• [Provided entries]:
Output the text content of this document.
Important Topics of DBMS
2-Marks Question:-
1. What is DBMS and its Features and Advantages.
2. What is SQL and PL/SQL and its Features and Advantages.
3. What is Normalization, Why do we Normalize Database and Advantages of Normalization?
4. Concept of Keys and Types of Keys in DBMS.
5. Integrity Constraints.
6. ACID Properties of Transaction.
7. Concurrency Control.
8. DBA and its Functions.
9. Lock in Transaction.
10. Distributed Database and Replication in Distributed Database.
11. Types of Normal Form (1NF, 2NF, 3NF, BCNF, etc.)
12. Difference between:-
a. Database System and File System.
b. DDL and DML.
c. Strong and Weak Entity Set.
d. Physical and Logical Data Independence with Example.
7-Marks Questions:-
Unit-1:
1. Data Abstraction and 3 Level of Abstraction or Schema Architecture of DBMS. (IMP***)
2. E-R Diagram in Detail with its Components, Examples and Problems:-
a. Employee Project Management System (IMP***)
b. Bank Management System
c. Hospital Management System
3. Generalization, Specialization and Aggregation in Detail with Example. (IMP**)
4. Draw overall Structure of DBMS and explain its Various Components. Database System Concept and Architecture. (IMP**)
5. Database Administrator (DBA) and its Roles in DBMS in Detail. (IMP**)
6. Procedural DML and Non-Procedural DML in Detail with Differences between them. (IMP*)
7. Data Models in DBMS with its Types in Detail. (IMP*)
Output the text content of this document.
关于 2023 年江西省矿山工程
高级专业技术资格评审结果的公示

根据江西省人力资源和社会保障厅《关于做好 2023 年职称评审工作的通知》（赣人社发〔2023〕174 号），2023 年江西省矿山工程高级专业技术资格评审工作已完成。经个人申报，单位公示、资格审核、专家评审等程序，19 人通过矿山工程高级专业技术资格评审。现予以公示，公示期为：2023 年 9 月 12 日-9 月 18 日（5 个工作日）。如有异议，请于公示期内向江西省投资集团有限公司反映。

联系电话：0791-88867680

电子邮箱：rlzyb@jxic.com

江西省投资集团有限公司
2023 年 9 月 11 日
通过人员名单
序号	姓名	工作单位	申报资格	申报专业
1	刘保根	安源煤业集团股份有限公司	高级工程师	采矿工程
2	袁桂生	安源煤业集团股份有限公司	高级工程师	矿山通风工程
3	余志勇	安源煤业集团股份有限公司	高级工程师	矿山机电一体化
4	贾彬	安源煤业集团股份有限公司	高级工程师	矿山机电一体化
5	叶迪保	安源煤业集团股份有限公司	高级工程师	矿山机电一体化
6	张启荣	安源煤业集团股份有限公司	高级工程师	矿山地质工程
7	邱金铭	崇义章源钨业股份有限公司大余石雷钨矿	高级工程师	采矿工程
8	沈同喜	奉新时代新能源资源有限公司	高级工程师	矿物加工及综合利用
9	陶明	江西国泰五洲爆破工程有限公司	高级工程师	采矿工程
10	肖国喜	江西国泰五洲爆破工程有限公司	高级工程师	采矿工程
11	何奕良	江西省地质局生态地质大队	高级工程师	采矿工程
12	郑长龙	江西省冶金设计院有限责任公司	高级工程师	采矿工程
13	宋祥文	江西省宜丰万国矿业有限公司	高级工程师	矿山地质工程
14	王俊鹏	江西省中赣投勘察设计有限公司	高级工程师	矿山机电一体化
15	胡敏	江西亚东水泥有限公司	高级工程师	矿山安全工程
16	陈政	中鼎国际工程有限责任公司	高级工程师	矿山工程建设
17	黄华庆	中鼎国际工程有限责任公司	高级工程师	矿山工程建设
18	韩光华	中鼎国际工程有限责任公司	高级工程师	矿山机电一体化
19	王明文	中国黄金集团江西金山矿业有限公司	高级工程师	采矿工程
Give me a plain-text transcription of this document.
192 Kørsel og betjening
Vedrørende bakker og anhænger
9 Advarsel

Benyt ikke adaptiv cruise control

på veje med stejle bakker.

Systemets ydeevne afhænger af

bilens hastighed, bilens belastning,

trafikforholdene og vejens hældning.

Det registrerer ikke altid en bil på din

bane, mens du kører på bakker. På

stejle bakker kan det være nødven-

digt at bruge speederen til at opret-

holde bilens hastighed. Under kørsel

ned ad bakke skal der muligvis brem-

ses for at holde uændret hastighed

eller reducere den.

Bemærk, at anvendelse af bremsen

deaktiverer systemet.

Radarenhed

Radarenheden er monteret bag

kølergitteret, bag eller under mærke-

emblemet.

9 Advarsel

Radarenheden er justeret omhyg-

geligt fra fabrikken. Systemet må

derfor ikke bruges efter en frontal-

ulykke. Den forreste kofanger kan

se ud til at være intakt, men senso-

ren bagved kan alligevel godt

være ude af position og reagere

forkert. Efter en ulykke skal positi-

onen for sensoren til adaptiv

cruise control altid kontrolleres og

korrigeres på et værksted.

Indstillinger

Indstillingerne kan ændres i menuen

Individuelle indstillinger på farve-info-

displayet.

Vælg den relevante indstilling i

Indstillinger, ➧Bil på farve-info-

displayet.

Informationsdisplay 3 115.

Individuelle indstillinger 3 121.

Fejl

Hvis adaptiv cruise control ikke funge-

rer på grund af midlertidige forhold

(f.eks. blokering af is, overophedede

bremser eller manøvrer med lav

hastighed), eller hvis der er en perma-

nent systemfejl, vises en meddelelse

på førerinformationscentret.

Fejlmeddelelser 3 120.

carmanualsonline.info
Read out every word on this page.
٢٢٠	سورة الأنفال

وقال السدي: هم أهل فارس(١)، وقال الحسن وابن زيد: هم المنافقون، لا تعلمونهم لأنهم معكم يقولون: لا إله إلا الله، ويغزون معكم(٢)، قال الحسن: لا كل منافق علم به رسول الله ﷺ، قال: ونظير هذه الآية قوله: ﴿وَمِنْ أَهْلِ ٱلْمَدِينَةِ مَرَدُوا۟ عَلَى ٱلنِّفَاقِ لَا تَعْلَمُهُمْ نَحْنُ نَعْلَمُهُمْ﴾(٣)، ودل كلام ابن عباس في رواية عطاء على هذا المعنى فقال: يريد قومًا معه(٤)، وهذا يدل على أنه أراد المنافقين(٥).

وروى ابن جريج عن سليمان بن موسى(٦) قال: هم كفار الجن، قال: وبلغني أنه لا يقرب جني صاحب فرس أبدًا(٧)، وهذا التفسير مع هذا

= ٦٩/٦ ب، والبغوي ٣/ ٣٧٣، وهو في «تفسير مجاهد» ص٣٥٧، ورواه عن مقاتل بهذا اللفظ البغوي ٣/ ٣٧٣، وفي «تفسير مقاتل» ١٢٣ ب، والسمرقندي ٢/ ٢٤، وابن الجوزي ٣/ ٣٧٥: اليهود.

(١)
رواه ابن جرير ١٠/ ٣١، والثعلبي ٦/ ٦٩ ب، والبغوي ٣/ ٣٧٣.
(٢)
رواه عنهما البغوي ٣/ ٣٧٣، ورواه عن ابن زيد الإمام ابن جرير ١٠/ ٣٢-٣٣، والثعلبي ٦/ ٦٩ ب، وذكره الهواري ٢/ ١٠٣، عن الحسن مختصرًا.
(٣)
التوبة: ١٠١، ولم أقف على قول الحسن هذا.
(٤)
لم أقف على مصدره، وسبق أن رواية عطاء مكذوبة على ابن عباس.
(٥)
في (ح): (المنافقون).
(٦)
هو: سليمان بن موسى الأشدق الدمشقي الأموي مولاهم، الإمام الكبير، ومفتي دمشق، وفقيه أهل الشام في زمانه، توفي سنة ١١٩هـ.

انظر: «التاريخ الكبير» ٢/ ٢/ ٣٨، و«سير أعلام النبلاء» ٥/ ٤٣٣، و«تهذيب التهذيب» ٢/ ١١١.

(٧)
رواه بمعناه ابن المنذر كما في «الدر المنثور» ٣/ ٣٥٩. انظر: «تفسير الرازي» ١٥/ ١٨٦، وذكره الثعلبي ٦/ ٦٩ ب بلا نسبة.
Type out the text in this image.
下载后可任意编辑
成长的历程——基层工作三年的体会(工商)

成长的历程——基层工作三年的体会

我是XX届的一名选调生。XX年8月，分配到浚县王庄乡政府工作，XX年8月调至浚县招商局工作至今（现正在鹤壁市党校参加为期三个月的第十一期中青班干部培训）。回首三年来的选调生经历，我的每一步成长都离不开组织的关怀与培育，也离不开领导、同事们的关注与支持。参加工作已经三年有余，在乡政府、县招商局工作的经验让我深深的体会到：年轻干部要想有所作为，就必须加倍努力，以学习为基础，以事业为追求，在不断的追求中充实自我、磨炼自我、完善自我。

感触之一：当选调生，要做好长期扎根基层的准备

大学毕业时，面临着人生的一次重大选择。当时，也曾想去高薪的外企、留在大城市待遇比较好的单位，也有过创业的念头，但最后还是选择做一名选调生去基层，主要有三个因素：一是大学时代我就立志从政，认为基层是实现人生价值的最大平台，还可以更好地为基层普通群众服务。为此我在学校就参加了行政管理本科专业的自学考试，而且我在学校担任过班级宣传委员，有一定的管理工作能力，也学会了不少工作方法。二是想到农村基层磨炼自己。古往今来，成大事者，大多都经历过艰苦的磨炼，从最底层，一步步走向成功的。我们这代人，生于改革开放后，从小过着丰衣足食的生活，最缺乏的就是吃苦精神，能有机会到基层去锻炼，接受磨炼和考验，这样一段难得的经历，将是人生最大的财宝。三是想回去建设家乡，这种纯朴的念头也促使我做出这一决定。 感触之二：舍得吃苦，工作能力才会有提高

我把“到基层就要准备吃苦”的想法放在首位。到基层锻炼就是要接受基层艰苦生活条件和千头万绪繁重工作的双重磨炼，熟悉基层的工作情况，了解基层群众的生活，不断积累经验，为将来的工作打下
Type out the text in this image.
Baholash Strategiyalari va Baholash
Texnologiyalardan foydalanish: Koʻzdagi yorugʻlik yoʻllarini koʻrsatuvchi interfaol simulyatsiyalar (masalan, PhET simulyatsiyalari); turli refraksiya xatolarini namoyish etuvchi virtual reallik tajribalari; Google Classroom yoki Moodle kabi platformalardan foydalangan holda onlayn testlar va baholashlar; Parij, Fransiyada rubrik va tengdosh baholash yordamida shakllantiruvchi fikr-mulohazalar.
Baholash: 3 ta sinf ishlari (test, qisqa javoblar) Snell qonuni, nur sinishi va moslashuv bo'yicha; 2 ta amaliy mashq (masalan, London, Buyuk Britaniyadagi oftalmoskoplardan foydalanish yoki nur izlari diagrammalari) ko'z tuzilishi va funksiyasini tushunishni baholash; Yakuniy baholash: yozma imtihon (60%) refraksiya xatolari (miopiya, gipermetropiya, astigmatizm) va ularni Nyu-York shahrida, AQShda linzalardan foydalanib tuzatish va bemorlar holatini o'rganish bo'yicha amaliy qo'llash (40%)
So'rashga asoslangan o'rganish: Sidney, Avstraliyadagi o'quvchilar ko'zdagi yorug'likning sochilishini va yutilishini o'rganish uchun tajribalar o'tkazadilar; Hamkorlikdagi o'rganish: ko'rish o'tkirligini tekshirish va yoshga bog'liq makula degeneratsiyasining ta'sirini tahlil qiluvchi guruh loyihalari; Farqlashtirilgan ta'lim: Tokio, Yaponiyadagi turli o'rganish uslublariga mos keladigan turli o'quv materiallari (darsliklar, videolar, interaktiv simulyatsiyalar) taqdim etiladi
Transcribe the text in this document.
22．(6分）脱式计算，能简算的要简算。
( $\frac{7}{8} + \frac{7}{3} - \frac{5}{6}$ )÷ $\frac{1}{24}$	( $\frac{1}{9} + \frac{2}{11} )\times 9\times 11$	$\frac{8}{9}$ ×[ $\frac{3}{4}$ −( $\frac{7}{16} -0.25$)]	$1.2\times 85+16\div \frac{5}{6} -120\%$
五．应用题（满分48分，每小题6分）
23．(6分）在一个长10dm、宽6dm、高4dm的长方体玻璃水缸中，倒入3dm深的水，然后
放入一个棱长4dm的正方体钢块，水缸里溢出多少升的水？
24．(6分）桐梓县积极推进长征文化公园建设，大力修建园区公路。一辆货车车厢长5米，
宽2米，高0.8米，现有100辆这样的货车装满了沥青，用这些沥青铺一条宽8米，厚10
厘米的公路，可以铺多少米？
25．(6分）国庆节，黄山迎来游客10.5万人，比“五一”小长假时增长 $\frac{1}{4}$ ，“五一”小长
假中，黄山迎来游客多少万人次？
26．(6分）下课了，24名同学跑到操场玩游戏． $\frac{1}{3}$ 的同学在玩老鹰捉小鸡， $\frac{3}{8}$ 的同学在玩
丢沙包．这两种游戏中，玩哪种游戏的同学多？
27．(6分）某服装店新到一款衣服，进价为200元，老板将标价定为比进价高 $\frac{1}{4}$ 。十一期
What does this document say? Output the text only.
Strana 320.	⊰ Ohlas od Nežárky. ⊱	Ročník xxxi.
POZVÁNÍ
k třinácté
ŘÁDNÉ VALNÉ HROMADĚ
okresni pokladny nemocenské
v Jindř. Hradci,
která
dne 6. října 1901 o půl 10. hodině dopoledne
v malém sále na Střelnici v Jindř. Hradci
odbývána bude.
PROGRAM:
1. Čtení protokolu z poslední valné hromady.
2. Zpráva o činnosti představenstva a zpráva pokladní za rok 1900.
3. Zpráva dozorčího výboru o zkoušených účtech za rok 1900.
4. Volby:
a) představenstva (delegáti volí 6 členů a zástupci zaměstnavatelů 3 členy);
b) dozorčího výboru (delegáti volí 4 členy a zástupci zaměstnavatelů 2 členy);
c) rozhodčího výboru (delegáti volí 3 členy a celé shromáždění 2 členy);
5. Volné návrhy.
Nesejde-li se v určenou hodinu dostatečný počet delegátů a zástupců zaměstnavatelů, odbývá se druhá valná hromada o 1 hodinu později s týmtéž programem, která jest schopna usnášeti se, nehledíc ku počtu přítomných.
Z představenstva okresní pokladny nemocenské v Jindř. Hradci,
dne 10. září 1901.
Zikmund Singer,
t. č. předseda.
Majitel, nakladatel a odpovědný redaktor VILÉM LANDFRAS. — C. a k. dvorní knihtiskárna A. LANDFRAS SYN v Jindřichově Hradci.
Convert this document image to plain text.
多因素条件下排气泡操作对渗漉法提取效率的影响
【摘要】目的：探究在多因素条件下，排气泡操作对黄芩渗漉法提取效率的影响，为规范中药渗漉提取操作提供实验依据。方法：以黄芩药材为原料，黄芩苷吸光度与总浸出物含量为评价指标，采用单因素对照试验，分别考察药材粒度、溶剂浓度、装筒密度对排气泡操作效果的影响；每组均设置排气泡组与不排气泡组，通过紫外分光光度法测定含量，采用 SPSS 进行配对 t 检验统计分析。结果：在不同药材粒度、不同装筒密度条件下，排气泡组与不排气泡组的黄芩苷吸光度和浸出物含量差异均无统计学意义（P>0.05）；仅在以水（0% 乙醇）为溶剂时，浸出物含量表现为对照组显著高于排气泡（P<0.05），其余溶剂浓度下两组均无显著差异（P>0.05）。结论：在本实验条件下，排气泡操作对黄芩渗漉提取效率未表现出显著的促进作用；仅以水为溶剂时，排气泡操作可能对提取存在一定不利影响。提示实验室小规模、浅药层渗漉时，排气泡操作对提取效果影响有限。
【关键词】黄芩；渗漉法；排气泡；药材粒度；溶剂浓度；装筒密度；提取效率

• [Task goal]:
Transcribe exactly, and only, the lines from the one bearing "Convert this document image to plain text." through the last line of the entries, counting both.

• [The completed task]:
Convert this document image to plain text.
多因素条件下排气泡操作对渗漉法提取效率的影响
【摘要】目的：探究在多因素条件下，排气泡操作对黄芩渗漉法提取效率的影响，为规范中药渗漉提取操作提供实验依据。方法：以黄芩药材为原料，黄芩苷吸光度与总浸出物含量为评价指标，采用单因素对照试验，分别考察药材粒度、溶剂浓度、装筒密度对排气泡操作效果的影响；每组均设置排气泡组与不排气泡组，通过紫外分光光度法测定含量，采用 SPSS 进行配对 t 检验统计分析。结果：在不同药材粒度、不同装筒密度条件下，排气泡组与不排气泡组的黄芩苷吸光度和浸出物含量差异均无统计学意义（P>0.05）；仅在以水（0% 乙醇）为溶剂时，浸出物含量表现为对照组显著高于排气泡（P<0.05），其余溶剂浓度下两组均无显著差异（P>0.05）。结论：在本实验条件下，排气泡操作对黄芩渗漉提取效率未表现出显著的促进作用；仅以水为溶剂时，排气泡操作可能对提取存在一定不利影响。提示实验室小规模、浅药层渗漉时，排气泡操作对提取效果影响有限。
【关键词】黄芩；渗漉法；排气泡；药材粒度；溶剂浓度；装筒密度；提取效率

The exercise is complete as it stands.